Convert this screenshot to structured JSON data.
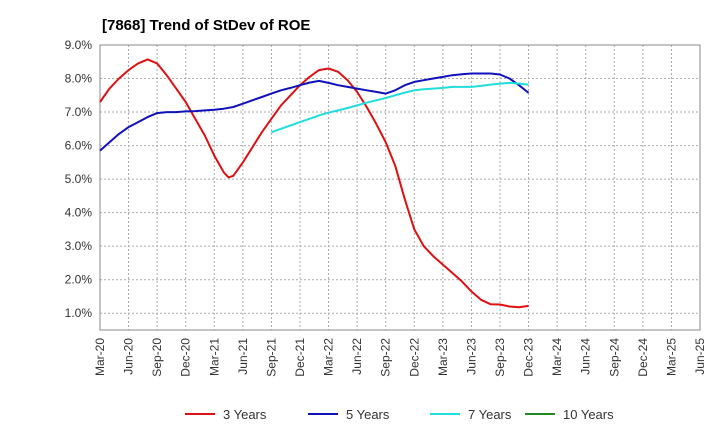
{
  "chart_data": {
    "type": "line",
    "title": "[7868]  Trend of StDev of ROE",
    "xlabel": "",
    "ylabel": "",
    "ylim": [
      0.5,
      9.0
    ],
    "yticks": [
      1.0,
      2.0,
      3.0,
      4.0,
      5.0,
      6.0,
      7.0,
      8.0,
      9.0
    ],
    "ytick_labels": [
      "1.0%",
      "2.0%",
      "3.0%",
      "4.0%",
      "5.0%",
      "6.0%",
      "7.0%",
      "8.0%",
      "9.0%"
    ],
    "x_tick_labels": [
      "Mar-20",
      "Jun-20",
      "Sep-20",
      "Dec-20",
      "Mar-21",
      "Jun-21",
      "Sep-21",
      "Dec-21",
      "Mar-22",
      "Jun-22",
      "Sep-22",
      "Dec-22",
      "Mar-23",
      "Jun-23",
      "Sep-23",
      "Dec-23",
      "Mar-24",
      "Jun-24",
      "Sep-24",
      "Dec-24",
      "Mar-25",
      "Jun-25"
    ],
    "grid": true,
    "legend_position": "bottom",
    "series": [
      {
        "name": "3 Years",
        "color": "#dd1111",
        "points": [
          [
            0,
            7.3
          ],
          [
            1,
            7.7
          ],
          [
            2,
            8.0
          ],
          [
            3,
            8.25
          ],
          [
            4,
            8.45
          ],
          [
            5,
            8.57
          ],
          [
            6,
            8.45
          ],
          [
            7,
            8.1
          ],
          [
            8,
            7.7
          ],
          [
            9,
            7.3
          ],
          [
            10,
            6.8
          ],
          [
            11,
            6.3
          ],
          [
            12,
            5.7
          ],
          [
            13,
            5.2
          ],
          [
            13.5,
            5.05
          ],
          [
            14,
            5.1
          ],
          [
            15,
            5.5
          ],
          [
            16,
            5.95
          ],
          [
            17,
            6.4
          ],
          [
            18,
            6.8
          ],
          [
            19,
            7.2
          ],
          [
            20,
            7.5
          ],
          [
            21,
            7.8
          ],
          [
            22,
            8.05
          ],
          [
            23,
            8.25
          ],
          [
            24,
            8.3
          ],
          [
            25,
            8.2
          ],
          [
            26,
            7.95
          ],
          [
            27,
            7.6
          ],
          [
            28,
            7.15
          ],
          [
            29,
            6.65
          ],
          [
            30,
            6.1
          ],
          [
            31,
            5.4
          ],
          [
            32,
            4.4
          ],
          [
            33,
            3.5
          ],
          [
            34,
            3.0
          ],
          [
            35,
            2.7
          ],
          [
            36,
            2.45
          ],
          [
            37,
            2.2
          ],
          [
            38,
            1.95
          ],
          [
            39,
            1.65
          ],
          [
            40,
            1.4
          ],
          [
            41,
            1.27
          ],
          [
            42,
            1.26
          ],
          [
            43,
            1.2
          ],
          [
            44,
            1.18
          ],
          [
            45,
            1.22
          ]
        ]
      },
      {
        "name": "5 Years",
        "color": "#1111bb",
        "points": [
          [
            0,
            5.85
          ],
          [
            1,
            6.1
          ],
          [
            2,
            6.35
          ],
          [
            3,
            6.55
          ],
          [
            4,
            6.7
          ],
          [
            5,
            6.85
          ],
          [
            6,
            6.97
          ],
          [
            7,
            7.0
          ],
          [
            8,
            7.0
          ],
          [
            9,
            7.02
          ],
          [
            10,
            7.03
          ],
          [
            11,
            7.05
          ],
          [
            12,
            7.07
          ],
          [
            13,
            7.1
          ],
          [
            14,
            7.15
          ],
          [
            15,
            7.25
          ],
          [
            16,
            7.35
          ],
          [
            17,
            7.45
          ],
          [
            18,
            7.55
          ],
          [
            19,
            7.65
          ],
          [
            20,
            7.72
          ],
          [
            21,
            7.8
          ],
          [
            22,
            7.88
          ],
          [
            23,
            7.93
          ],
          [
            24,
            7.87
          ],
          [
            25,
            7.8
          ],
          [
            26,
            7.75
          ],
          [
            27,
            7.7
          ],
          [
            28,
            7.65
          ],
          [
            29,
            7.6
          ],
          [
            30,
            7.55
          ],
          [
            31,
            7.65
          ],
          [
            32,
            7.8
          ],
          [
            33,
            7.9
          ],
          [
            34,
            7.95
          ],
          [
            35,
            8.0
          ],
          [
            36,
            8.05
          ],
          [
            37,
            8.1
          ],
          [
            38,
            8.13
          ],
          [
            39,
            8.15
          ],
          [
            40,
            8.15
          ],
          [
            41,
            8.15
          ],
          [
            42,
            8.12
          ],
          [
            43,
            8.0
          ],
          [
            44,
            7.8
          ],
          [
            45,
            7.57
          ]
        ]
      },
      {
        "name": "7 Years",
        "color": "#22dddd",
        "points": [
          [
            18,
            6.4
          ],
          [
            19,
            6.5
          ],
          [
            20,
            6.6
          ],
          [
            21,
            6.7
          ],
          [
            22,
            6.8
          ],
          [
            23,
            6.9
          ],
          [
            24,
            6.98
          ],
          [
            25,
            7.05
          ],
          [
            26,
            7.12
          ],
          [
            27,
            7.2
          ],
          [
            28,
            7.28
          ],
          [
            29,
            7.35
          ],
          [
            30,
            7.42
          ],
          [
            31,
            7.5
          ],
          [
            32,
            7.58
          ],
          [
            33,
            7.65
          ],
          [
            34,
            7.68
          ],
          [
            35,
            7.7
          ],
          [
            36,
            7.72
          ],
          [
            37,
            7.75
          ],
          [
            38,
            7.75
          ],
          [
            39,
            7.75
          ],
          [
            40,
            7.78
          ],
          [
            41,
            7.82
          ],
          [
            42,
            7.85
          ],
          [
            43,
            7.87
          ],
          [
            44,
            7.85
          ],
          [
            45,
            7.82
          ]
        ]
      },
      {
        "name": "10 Years",
        "color": "#228822",
        "points": []
      }
    ]
  }
}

What you should do
Check each line of the entries above, and show every one holding the word "name".

Final result
        "name": "3 Years",
        "name": "5 Years",
        "name": "7 Years",
        "name": "10 Years",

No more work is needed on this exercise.